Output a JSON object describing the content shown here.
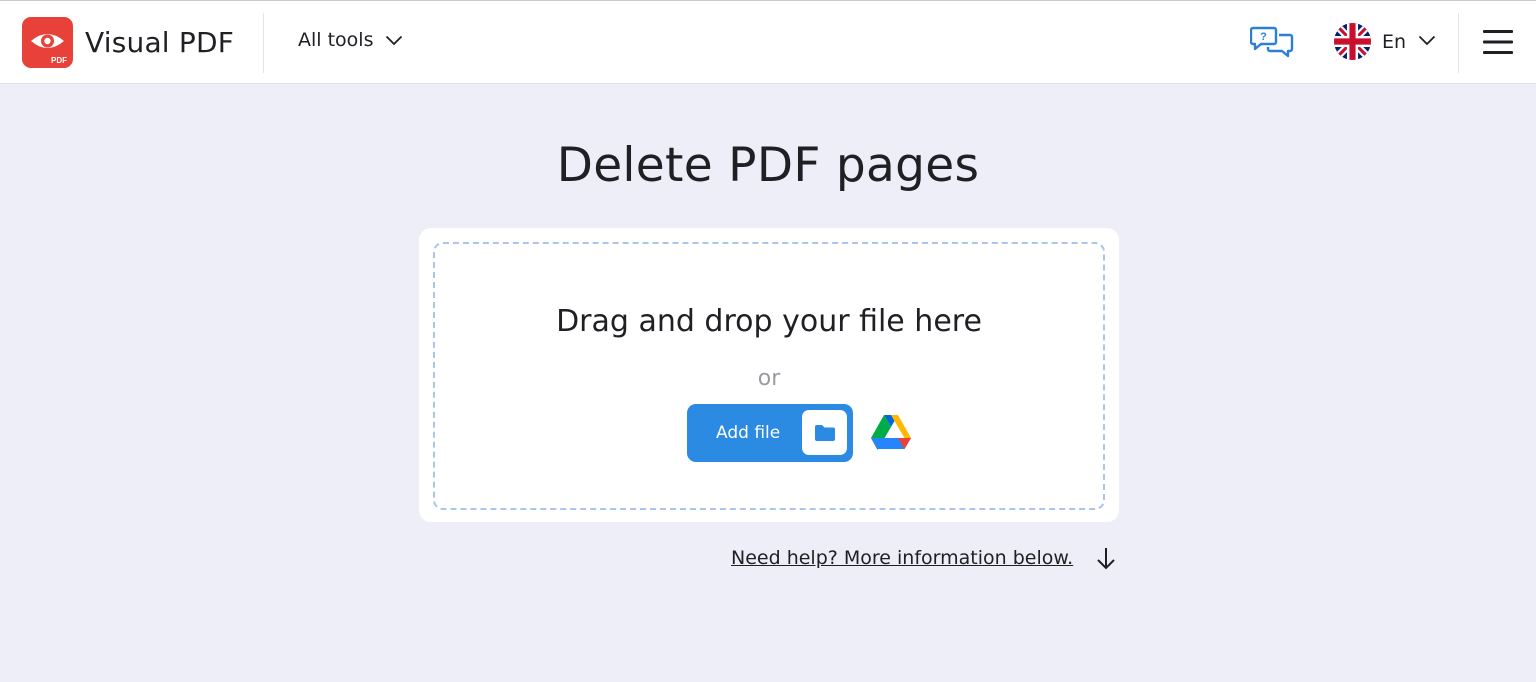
{
  "header": {
    "brand": "Visual PDF",
    "logo_badge_text": "PDF",
    "all_tools_label": "All tools",
    "language_label": "En"
  },
  "main": {
    "title": "Delete PDF pages",
    "dropzone": {
      "heading": "Drag and drop your file here",
      "or_text": "or",
      "add_file_label": "Add file"
    },
    "help_link": "Need help? More information below."
  },
  "colors": {
    "accent": "#2b8ae2",
    "brand_red": "#e8413a",
    "background": "#eeeef8"
  }
}
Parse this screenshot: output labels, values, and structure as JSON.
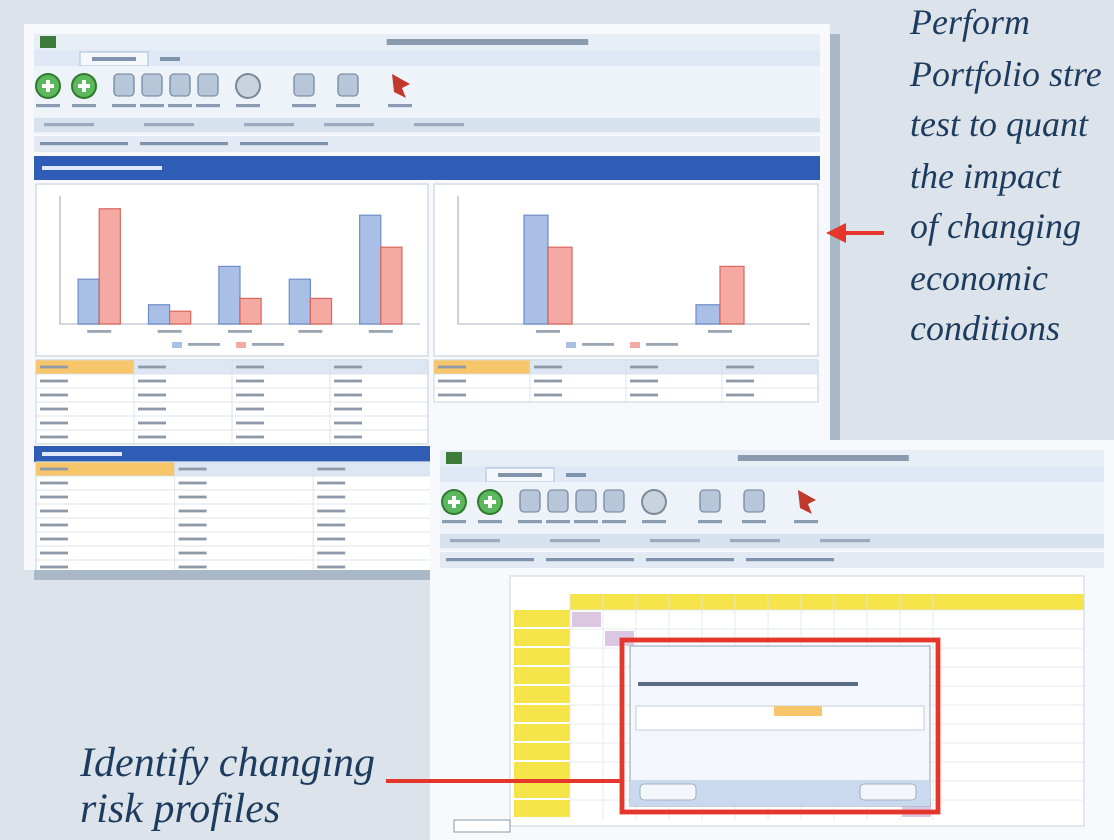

---

(Exercise prompt)
Retype every record above exactly as written, but leave out the pictures.

(Solved problem)
Output a JSON object describing the content shown here.
{
  "header": {
    "brand": "Visual PDF",
    "logo_badge_text": "PDF",
    "all_tools_label": "All tools",
    "language_label": "En"
  },
  "main": {
    "title": "Delete PDF pages",
    "dropzone": {
      "heading": "Drag and drop your file here",
      "or_text": "or",
      "add_file_label": "Add file"
    },
    "help_link": "Need help? More information below."
  },
  "colors": {
    "accent": "#2b8ae2",
    "brand_red": "#e8413a",
    "background": "#eeeef8"
  }
}
Parse this screenshot: output labels, values, and structure as JSON.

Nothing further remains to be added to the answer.